# Aim of the exercise
Only the number is needed: how many lines of the records include "zhongshucan"?

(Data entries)
_ _ _ _ _
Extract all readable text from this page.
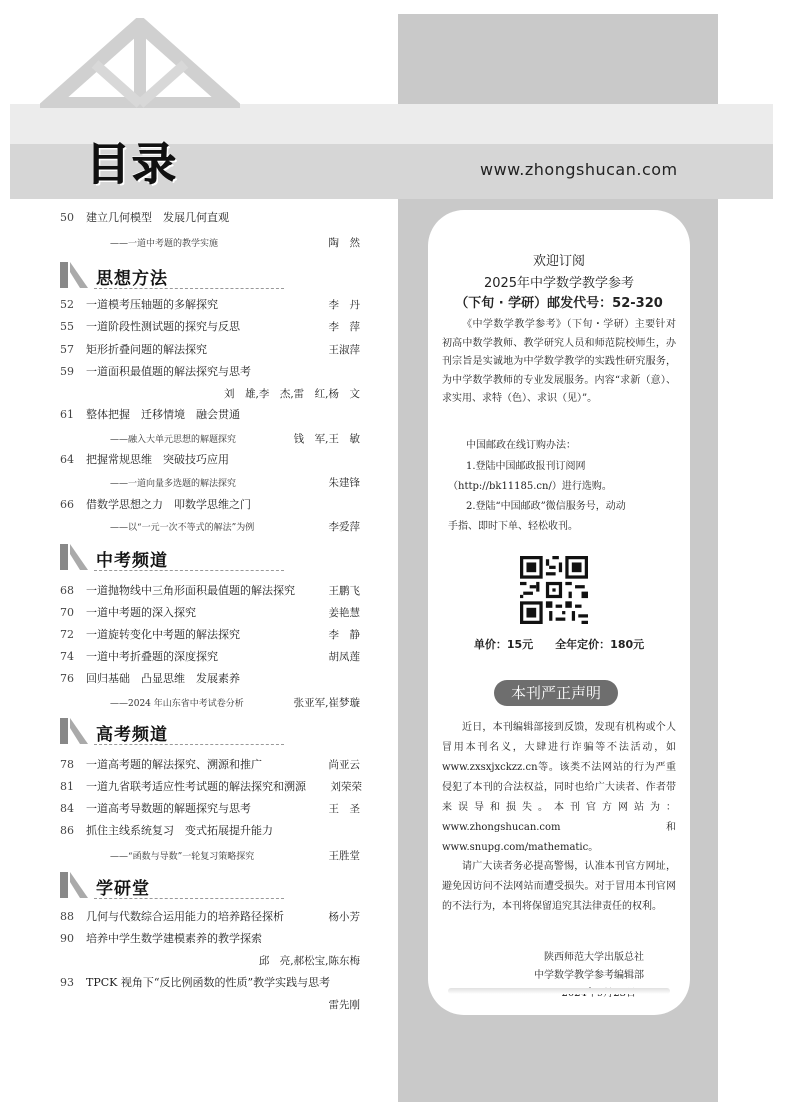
目录	www.zhongshucan.com
50	建立几何模型　发展几何直观
——一道中考题的教学实施	陶　然
思想方法
52	一道模考压轴题的多解探究	李　丹
55	一道阶段性测试题的探究与反思	李　萍
57	矩形折叠问题的解法探究	王淑萍
59	一道面积最值题的解法探究与思考
刘　雄,李　杰,雷　红,杨　文
61	整体把握　迁移情境　融会贯通
——融入大单元思想的解题探究	钱　军,王　敏
64	把握常规思维　突破技巧应用
——一道向量多选题的解法探究	朱建锋
66	借数学思想之力　叩数学思维之门
——以“一元一次不等式的解法”为例	李爱萍
中考频道
68	一道抛物线中三角形面积最值题的解法探究	王鹏飞
70	一道中考题的深入探究	姜艳慧
72	一道旋转变化中考题的解法探究	李　静
74	一道中考折叠题的深度探究	胡凤莲
76	回归基础　凸显思维　发展素养
——2024 年山东省中考试卷分析	张亚军,崔梦璇
高考频道
78	一道高考题的解法探究、溯源和推广	尚亚云
81	一道九省联考适应性考试题的解法探究和溯源 刘荣荣
84	一道高考导数题的解题探究与思考	王　圣
86	抓住主线系统复习　变式拓展提升能力
——“函数与导数”一轮复习策略探究	王胜堂
学研堂
88	几何与代数综合运用能力的培养路径探析	杨小芳
90	培养中学生数学建模素养的教学探索
邱　亮,郝松宝,陈东梅
93	TPCK 视角下“反比例函数的性质”教学实践与思考
雷先刚
欢迎订阅
2025年中学数学教学参考
（下旬 · 学研）邮发代号：52-320
《中学数学教学参考》（下旬・学研）主要针对初高中数学教师、教学研究人员和师范院校师生，办刊宗旨是实诚地为中学数学教学的实践性研究服务，为中学数学教师的专业发展服务。内容“求新（意）、求实用、求特（色）、求识（见）”。
中国邮政在线订购办法：
1.登陆中国邮政报刊订阅网
（http://bk11185.cn/）进行选购。
2.登陆“中国邮政”微信服务号，动动
手指、即时下单、轻松收刊。
单价：15元　　全年定价：180元
本刊严正声明
近日，本刊编辑部接到反馈，发现有机构或个人冒用本刊名义，大肆进行诈骗等不法活动，如www.zxsxjxckzz.cn等。该类不法网站的行为严重侵犯了本刊的合法权益，同时也给广大读者、作者带来误导和损失。本刊官方网站为：www.zhongshucan.com 和www.snupg.com/mathematic。
请广大读者务必提高警惕，认准本刊官方网址，避免因访问不法网站而遭受损失。对于冒用本刊官网的不法行为，本刊将保留追究其法律责任的权利。
陕西师范大学出版总社
中学数学教学参考编辑部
_ _ _ _ _
# Exercise output
2